> _DIRECTION_
Looking at the listing, state how many of its lines contain the string "полукольца". Write only the number.

> _SUPPLIED ENTRIES_
>>>>
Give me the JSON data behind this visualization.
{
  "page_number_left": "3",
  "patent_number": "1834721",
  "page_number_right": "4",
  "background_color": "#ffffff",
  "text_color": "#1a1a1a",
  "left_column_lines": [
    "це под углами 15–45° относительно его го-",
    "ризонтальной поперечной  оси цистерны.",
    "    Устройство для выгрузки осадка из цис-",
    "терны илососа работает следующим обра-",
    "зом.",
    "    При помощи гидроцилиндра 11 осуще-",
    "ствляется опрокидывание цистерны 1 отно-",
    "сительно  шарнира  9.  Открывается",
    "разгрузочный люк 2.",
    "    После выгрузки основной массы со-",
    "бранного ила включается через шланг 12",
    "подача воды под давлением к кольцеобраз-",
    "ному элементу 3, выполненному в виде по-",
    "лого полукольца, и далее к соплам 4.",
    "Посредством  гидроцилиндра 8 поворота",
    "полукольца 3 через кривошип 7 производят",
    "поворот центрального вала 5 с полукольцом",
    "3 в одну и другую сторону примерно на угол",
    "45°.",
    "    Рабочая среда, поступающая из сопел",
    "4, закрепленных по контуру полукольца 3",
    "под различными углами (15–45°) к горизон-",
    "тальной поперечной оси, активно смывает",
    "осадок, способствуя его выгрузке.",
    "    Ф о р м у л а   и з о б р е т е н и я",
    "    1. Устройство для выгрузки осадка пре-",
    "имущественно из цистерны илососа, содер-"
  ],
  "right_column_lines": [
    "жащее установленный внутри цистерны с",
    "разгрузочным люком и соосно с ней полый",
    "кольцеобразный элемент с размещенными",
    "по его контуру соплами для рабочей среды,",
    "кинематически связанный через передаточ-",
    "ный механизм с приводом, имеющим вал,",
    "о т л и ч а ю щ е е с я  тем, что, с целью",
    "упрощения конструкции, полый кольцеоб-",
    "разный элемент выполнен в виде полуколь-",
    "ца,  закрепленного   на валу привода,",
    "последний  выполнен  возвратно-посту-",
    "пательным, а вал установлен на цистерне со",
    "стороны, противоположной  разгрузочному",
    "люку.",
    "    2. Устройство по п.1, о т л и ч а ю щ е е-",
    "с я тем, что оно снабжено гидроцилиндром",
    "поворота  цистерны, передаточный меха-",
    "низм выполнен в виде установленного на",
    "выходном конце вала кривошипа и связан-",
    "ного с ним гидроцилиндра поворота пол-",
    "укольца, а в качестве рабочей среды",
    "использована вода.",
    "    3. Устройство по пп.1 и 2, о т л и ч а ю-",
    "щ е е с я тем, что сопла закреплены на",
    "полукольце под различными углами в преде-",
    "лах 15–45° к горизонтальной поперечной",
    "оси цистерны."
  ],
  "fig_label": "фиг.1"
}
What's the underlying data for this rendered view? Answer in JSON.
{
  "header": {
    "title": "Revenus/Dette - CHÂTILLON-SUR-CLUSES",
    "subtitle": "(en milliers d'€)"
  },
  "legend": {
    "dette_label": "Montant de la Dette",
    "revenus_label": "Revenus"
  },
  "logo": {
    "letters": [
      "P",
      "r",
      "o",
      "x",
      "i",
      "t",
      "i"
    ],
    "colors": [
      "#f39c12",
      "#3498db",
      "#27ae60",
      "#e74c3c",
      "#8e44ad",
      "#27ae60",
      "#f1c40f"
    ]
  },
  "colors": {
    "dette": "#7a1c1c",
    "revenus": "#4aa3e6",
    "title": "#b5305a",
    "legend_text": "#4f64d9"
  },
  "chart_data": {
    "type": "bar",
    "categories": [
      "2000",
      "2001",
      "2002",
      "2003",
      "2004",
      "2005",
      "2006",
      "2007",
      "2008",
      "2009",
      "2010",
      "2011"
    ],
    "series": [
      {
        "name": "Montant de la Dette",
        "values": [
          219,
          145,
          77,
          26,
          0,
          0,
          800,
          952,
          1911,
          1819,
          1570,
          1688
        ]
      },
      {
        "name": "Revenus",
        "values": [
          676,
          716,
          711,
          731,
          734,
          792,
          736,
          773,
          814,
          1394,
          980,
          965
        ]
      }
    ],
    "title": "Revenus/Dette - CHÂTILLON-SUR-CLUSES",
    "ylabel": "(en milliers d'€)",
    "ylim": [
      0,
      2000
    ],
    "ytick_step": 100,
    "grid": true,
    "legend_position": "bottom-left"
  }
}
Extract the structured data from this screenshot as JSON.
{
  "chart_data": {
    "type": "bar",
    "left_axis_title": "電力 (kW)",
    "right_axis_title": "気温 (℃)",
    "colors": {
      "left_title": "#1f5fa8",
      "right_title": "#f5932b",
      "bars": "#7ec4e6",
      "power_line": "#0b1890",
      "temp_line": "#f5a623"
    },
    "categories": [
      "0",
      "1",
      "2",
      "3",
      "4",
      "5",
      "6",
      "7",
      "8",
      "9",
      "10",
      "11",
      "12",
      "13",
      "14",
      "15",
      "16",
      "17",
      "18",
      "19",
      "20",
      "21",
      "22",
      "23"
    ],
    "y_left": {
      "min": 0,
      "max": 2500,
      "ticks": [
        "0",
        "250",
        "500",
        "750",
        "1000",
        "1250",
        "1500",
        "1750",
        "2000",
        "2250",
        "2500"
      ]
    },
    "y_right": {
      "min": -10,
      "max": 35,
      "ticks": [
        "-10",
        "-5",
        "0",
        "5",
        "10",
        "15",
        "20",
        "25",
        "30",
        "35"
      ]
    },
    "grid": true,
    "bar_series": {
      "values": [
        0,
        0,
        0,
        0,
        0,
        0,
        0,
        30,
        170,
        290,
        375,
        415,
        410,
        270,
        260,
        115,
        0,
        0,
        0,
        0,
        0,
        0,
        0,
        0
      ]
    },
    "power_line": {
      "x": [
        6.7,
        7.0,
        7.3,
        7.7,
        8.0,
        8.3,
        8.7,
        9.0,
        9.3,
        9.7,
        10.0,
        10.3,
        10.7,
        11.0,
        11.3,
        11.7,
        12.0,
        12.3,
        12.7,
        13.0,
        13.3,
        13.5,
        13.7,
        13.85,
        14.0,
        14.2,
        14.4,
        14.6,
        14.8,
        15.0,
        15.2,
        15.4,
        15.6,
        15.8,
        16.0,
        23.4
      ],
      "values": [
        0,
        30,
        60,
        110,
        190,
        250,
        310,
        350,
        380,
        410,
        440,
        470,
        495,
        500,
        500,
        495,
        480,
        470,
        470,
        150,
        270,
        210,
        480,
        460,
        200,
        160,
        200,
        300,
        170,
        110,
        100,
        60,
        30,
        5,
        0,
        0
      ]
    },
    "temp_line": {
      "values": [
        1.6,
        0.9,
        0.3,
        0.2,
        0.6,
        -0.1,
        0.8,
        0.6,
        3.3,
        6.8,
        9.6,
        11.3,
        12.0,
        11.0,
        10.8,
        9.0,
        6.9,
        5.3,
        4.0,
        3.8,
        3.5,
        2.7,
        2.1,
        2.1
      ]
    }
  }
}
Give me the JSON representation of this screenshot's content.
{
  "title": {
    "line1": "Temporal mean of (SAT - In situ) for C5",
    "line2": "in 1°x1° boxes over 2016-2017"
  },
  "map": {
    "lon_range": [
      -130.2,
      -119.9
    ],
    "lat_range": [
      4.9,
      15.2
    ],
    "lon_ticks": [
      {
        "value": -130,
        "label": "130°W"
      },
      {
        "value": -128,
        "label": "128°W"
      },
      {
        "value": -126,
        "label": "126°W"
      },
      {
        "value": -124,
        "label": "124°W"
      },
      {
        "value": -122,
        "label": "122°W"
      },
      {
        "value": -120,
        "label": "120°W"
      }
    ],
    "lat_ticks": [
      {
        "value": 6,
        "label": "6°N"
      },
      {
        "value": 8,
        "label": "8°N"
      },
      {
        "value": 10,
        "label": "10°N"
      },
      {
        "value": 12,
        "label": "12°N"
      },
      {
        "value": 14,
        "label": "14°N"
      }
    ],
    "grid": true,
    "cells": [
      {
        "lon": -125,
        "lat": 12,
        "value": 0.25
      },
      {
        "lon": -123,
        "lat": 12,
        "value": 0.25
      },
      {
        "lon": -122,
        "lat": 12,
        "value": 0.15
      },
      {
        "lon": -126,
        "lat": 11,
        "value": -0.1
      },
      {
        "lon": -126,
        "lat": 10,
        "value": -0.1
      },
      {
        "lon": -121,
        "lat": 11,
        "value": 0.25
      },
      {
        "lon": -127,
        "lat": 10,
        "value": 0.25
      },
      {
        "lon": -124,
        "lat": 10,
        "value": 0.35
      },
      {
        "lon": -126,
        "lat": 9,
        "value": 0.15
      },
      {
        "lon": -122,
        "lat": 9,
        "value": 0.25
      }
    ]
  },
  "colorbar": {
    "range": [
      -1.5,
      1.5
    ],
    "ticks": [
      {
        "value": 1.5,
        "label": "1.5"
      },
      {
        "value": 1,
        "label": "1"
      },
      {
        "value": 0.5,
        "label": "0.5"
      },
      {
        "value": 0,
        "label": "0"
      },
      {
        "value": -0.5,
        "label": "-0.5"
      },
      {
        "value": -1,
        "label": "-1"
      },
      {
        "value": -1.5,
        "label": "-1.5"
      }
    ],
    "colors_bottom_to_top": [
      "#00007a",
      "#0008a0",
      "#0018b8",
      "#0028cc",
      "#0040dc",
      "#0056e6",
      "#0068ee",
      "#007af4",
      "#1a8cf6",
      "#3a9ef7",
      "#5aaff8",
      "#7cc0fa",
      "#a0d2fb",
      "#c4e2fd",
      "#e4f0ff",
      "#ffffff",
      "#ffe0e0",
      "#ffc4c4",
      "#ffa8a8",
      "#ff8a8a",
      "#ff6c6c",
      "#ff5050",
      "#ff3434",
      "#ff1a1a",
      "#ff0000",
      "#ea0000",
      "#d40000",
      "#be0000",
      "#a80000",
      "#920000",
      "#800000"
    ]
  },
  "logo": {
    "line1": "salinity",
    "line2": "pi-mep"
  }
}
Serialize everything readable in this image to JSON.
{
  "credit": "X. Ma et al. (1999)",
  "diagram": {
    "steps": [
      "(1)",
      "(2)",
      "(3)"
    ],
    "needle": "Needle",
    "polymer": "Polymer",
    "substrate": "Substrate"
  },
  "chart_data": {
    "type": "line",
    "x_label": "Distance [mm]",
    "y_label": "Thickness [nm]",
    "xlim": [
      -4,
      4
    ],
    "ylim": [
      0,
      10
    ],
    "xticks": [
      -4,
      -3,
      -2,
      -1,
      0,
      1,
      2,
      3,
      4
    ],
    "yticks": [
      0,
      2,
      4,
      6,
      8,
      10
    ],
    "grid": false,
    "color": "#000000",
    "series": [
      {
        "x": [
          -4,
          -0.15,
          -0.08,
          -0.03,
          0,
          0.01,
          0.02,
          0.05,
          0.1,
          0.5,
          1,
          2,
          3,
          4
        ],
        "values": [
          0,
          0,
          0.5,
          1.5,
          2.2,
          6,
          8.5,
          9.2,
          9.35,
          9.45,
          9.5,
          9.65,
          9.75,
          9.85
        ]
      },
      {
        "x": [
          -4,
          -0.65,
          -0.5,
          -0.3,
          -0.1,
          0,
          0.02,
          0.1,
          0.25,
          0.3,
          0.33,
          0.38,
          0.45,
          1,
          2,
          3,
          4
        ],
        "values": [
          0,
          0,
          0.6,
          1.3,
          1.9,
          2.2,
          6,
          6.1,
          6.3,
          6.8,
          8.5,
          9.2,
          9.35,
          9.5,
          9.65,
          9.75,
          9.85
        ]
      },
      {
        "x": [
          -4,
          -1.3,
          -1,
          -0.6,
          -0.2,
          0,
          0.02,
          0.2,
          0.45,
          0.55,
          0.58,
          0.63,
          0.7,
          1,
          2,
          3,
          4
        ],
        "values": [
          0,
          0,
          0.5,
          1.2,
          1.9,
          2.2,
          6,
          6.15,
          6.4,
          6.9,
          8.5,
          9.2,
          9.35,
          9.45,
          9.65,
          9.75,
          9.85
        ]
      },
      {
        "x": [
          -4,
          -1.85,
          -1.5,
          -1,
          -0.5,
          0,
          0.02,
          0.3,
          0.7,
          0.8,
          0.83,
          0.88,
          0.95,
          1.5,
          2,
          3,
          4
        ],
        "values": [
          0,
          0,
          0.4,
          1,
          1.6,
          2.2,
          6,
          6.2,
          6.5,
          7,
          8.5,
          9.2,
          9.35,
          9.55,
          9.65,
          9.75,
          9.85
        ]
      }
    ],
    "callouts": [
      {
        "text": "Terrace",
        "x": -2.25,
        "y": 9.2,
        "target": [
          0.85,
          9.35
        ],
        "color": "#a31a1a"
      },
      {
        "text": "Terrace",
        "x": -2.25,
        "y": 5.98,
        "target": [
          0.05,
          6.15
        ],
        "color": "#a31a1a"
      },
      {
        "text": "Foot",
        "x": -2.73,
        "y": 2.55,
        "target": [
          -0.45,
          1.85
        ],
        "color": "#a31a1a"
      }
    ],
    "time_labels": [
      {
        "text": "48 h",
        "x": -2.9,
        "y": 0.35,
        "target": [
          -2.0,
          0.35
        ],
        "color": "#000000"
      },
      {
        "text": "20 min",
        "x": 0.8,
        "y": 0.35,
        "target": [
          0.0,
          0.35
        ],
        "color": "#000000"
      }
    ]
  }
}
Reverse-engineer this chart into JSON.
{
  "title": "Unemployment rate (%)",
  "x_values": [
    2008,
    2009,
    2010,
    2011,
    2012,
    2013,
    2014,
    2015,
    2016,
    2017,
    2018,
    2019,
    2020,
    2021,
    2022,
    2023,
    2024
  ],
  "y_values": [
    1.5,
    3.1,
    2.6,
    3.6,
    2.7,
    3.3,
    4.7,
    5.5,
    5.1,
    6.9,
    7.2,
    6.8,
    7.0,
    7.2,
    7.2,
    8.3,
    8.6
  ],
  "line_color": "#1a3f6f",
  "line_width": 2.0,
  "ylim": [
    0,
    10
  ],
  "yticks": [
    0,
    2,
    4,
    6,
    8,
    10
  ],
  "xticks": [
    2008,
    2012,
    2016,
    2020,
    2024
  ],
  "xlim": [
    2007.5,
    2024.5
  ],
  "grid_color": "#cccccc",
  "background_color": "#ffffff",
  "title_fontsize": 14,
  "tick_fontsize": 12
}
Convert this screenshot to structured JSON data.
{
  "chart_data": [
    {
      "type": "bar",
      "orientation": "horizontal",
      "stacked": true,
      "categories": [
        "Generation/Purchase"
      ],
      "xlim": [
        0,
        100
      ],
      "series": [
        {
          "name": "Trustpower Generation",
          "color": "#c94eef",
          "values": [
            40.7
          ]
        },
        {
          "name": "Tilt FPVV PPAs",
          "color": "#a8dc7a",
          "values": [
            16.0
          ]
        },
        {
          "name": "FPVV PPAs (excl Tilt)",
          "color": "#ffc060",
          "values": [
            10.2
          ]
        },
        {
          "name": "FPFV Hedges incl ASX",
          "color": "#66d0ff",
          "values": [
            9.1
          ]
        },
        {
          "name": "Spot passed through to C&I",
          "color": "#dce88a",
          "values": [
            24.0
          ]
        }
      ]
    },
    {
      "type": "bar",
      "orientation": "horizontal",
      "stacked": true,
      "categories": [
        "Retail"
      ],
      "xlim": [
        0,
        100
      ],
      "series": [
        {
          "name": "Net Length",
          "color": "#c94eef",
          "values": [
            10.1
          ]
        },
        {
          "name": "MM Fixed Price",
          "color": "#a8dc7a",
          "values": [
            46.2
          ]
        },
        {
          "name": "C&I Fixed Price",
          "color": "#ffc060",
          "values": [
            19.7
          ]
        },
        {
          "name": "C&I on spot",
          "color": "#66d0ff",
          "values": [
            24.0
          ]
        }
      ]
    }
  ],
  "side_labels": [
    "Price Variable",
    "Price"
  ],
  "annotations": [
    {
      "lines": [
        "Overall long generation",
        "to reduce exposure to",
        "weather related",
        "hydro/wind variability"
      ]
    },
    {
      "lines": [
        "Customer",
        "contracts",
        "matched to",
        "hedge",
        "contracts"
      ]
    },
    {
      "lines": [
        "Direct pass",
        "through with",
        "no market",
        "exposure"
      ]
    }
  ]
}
<<<<
> _RESPONSE TO THE EXERCISE_
3